Reproduce the data below in full and exclude every picture.

◆ **Supplied records**
--- Start ---
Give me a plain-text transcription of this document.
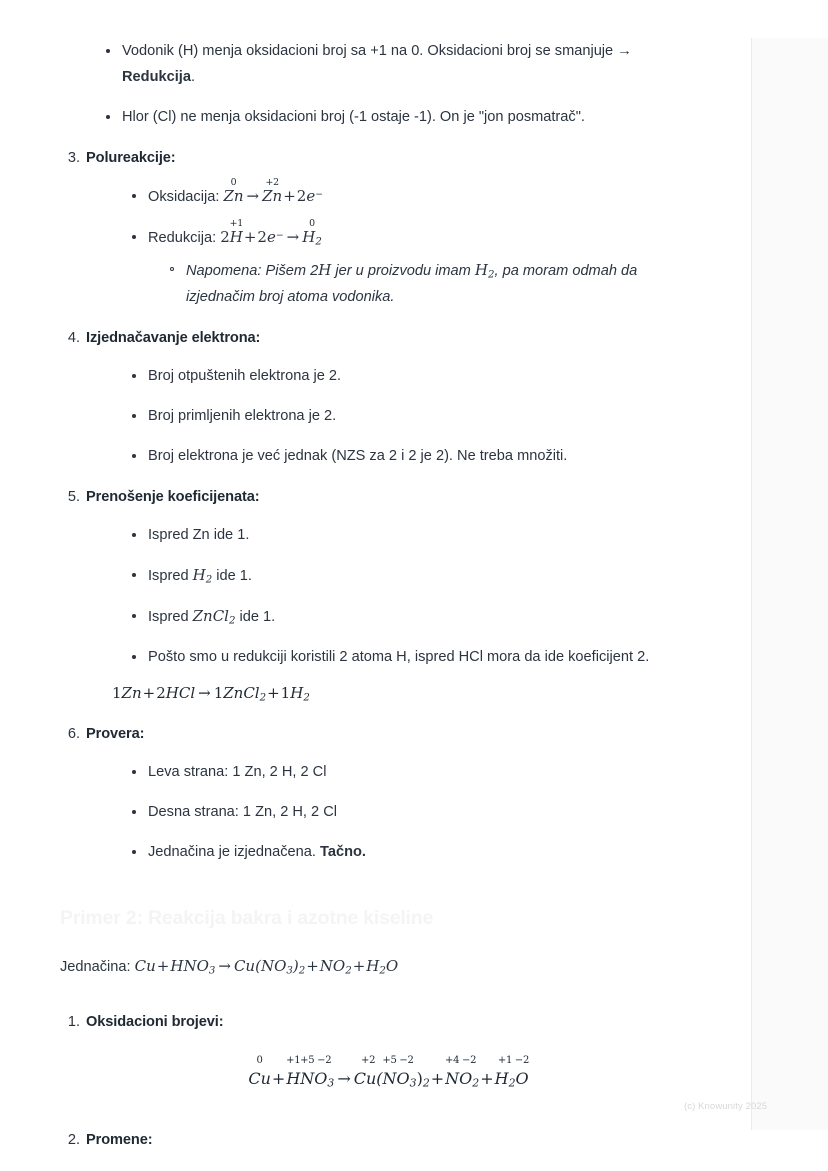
Vodonik (H) menja oksidacioni broj sa +1 na 0. Oksidacioni broj se smanjuje → Redukcija.
Hlor (Cl) ne menja oksidacioni broj (-1 ostaje -1). On je "jon posmatrač".
3. Polureakcije:
Oksidacija:
0
Zn →
+2
Zn+2e−
Redukcija: 2
+1
H+2e− →
0
$H_2$
Napomena: Pišem 2H jer u proizvodu imam $H_2$, pa moram odmah da izjednačim broj atoma vodonika.
4. Izjednačavanje elektrona:
Broj otpuštenih elektrona je 2.
Broj primljenih elektrona je 2.
Broj elektrona je već jednak (NZS za 2 i 2 je 2). Ne treba množiti.
5. Prenošenje koeficijenata:
Ispred Zn ide 1.
Ispred $H_2$ ide 1.
Ispred ZnCl$_2$ ide 1.
Pošto smo u redukciji koristili 2 atoma H, ispred HCl mora da ide koeficijent 2.
$1Zn+2HCl \to 1ZnCl_2+1H_2$
6. Provera:
Leva strana: 1 Zn, 2 H, 2 Cl
Desna strana: 1 Zn, 2 H, 2 Cl
Jednačina je izjednačena. Tačno.
Primer 2: Reakcija bakra i azotne kiseline
Jednačina: $Cu+HNO_3 \to Cu(NO_3)_2+NO_2+H_2O$
1. Oksidacioni brojevi:
0
Cu+
+1
H
+5
N
−2
$O_3$ →
+2
Cu(
+5
N
−2
$O_3)_2+$
+4
N
−2
$O_2+$
+1
$H_2$
−2
O
2. Promene:
(c) Knowunity 2025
--- End ---
◆ **Answer to this task**
Give me a plain-text transcription of this document.
Vodonik (H) menja oksidacioni broj sa +1 na 0. Oksidacioni broj se smanjuje → Redukcija.
Hlor (Cl) ne menja oksidacioni broj (-1 ostaje -1). On je "jon posmatrač".
3. Polureakcije:
Oksidacija:
0
Zn →
+2
Zn+2e−
Redukcija: 2
+1
H+2e− →
0
$H_2$
Napomena: Pišem 2H jer u proizvodu imam $H_2$, pa moram odmah da izjednačim broj atoma vodonika.
4. Izjednačavanje elektrona:
Broj otpuštenih elektrona je 2.
Broj primljenih elektrona je 2.
Broj elektrona je već jednak (NZS za 2 i 2 je 2). Ne treba množiti.
5. Prenošenje koeficijenata:
Ispred Zn ide 1.
Ispred $H_2$ ide 1.
Ispred ZnCl$_2$ ide 1.
Pošto smo u redukciji koristili 2 atoma H, ispred HCl mora da ide koeficijent 2.
$1Zn+2HCl \to 1ZnCl_2+1H_2$
6. Provera:
Leva strana: 1 Zn, 2 H, 2 Cl
Desna strana: 1 Zn, 2 H, 2 Cl
Jednačina je izjednačena. Tačno.
Primer 2: Reakcija bakra i azotne kiseline
Jednačina: $Cu+HNO_3 \to Cu(NO_3)_2+NO_2+H_2O$
1. Oksidacioni brojevi:
0
Cu+
+1
H
+5
N
−2
$O_3$ →
+2
Cu(
+5
N
−2
$O_3)_2+$
+4
N
−2
$O_2+$
+1
$H_2$
−2
O
2. Promene:
(c) Knowunity 2025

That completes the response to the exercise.